### OBJECTIVE
Leave out the pictures and transcribe the rest of the records exactly.

▬▬▬

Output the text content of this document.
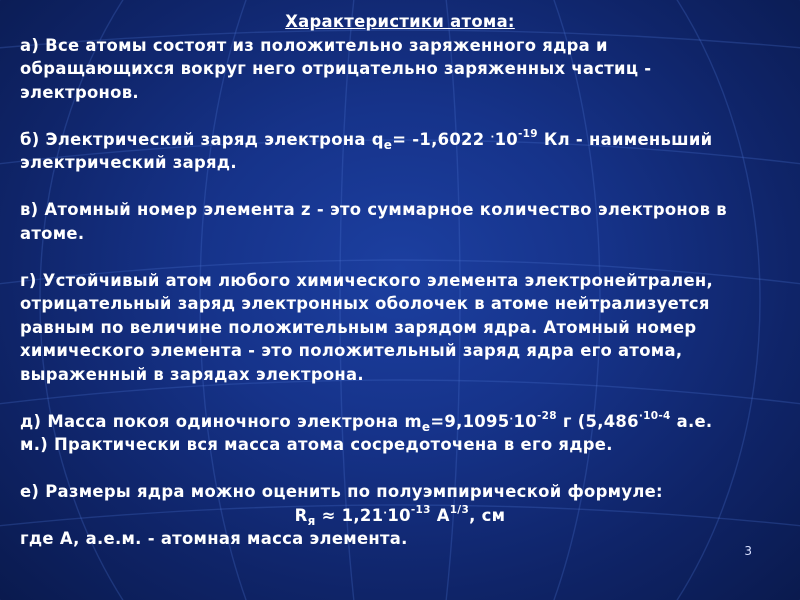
Характеристики атома:

а) Все атомы состоят из положительно заряженного ядра и

обращающихся вокруг него отрицательно заряженных частиц -

электронов.

б) Электрический заряд электрона $q_e= -1,6022$ $^\cdot 10^{-19}$ Кл - наименьший

электрический заряд.

в) Атомный номер элемента z - это суммарное количество электронов в

атоме.

г) Устойчивый атом любого химического элемента электронейтрален,

отрицательный заряд электронных оболочек в атоме нейтрализуется

равным по величине положительным зарядом ядра. Атомный номер

химического элемента - это положительный заряд ядра его атома,

выраженный в зарядах электрона.

д) Масса покоя одиночного электрона $m_e=9,1095^\cdot 10^{-28}$ г ($5,486^{\cdot 10-4}$ а.е.

м.) Практически вся масса атома сосредоточена в его ядре.

е) Размеры ядра можно оценить по полуэмпирической формуле:

$R_я \approx 1,21^\cdot 10^{-13}$ $A^{1/3}$, см

где A, а.е.м. - атомная масса элемента.

3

▬▬▬

### EXERCISE OUTPUT
Output the text content of this document.
Характеристики атома:

а) Все атомы состоят из положительно заряженного ядра и

обращающихся вокруг него отрицательно заряженных частиц -

электронов.

б) Электрический заряд электрона $q_e= -1,6022$ $^\cdot 10^{-19}$ Кл - наименьший

электрический заряд.

в) Атомный номер элемента z - это суммарное количество электронов в

атоме.

г) Устойчивый атом любого химического элемента электронейтрален,

отрицательный заряд электронных оболочек в атоме нейтрализуется

равным по величине положительным зарядом ядра. Атомный номер

химического элемента - это положительный заряд ядра его атома,

выраженный в зарядах электрона.

д) Масса покоя одиночного электрона $m_e=9,1095^\cdot 10^{-28}$ г ($5,486^{\cdot 10-4}$ а.е.

м.) Практически вся масса атома сосредоточена в его ядре.

е) Размеры ядра можно оценить по полуэмпирической формуле:

$R_я \approx 1,21^\cdot 10^{-13}$ $A^{1/3}$, см

где A, а.е.м. - атомная масса элемента.

3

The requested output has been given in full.